Exercise description> Copy out all of the material exactly as presented.
-- start Supplied records --
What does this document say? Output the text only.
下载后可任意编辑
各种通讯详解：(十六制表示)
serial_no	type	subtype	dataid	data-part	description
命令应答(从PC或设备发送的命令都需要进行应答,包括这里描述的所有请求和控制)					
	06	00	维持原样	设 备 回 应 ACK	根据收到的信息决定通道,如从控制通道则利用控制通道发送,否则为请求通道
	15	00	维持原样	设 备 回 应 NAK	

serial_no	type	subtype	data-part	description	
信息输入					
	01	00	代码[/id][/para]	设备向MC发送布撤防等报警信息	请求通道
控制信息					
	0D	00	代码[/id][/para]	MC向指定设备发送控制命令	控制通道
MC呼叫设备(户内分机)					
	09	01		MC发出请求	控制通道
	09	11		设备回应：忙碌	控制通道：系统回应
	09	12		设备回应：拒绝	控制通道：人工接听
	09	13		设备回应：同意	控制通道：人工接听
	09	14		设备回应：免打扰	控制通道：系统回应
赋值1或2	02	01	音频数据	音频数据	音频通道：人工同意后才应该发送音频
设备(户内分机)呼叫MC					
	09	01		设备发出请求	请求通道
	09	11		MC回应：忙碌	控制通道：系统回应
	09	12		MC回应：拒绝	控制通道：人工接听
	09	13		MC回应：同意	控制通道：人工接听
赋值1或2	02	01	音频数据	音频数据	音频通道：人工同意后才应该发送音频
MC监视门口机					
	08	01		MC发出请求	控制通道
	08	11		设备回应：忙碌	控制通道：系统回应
-- end Supplied records --
Correct answer>
What does this document say? Output the text only.
下载后可任意编辑
各种通讯详解：(十六制表示)
serial_no	type	subtype	dataid	data-part	description
命令应答(从PC或设备发送的命令都需要进行应答,包括这里描述的所有请求和控制)					
	06	00	维持原样	设 备 回 应 ACK	根据收到的信息决定通道,如从控制通道则利用控制通道发送,否则为请求通道
	15	00	维持原样	设 备 回 应 NAK	

serial_no	type	subtype	data-part	description	
信息输入					
	01	00	代码[/id][/para]	设备向MC发送布撤防等报警信息	请求通道
控制信息					
	0D	00	代码[/id][/para]	MC向指定设备发送控制命令	控制通道
MC呼叫设备(户内分机)					
	09	01		MC发出请求	控制通道
	09	11		设备回应：忙碌	控制通道：系统回应
	09	12		设备回应：拒绝	控制通道：人工接听
	09	13		设备回应：同意	控制通道：人工接听
	09	14		设备回应：免打扰	控制通道：系统回应
赋值1或2	02	01	音频数据	音频数据	音频通道：人工同意后才应该发送音频
设备(户内分机)呼叫MC					
	09	01		设备发出请求	请求通道
	09	11		MC回应：忙碌	控制通道：系统回应
	09	12		MC回应：拒绝	控制通道：人工接听
	09	13		MC回应：同意	控制通道：人工接听
赋值1或2	02	01	音频数据	音频数据	音频通道：人工同意后才应该发送音频
MC监视门口机					
	08	01		MC发出请求	控制通道
	08	11		设备回应：忙碌	控制通道：系统回应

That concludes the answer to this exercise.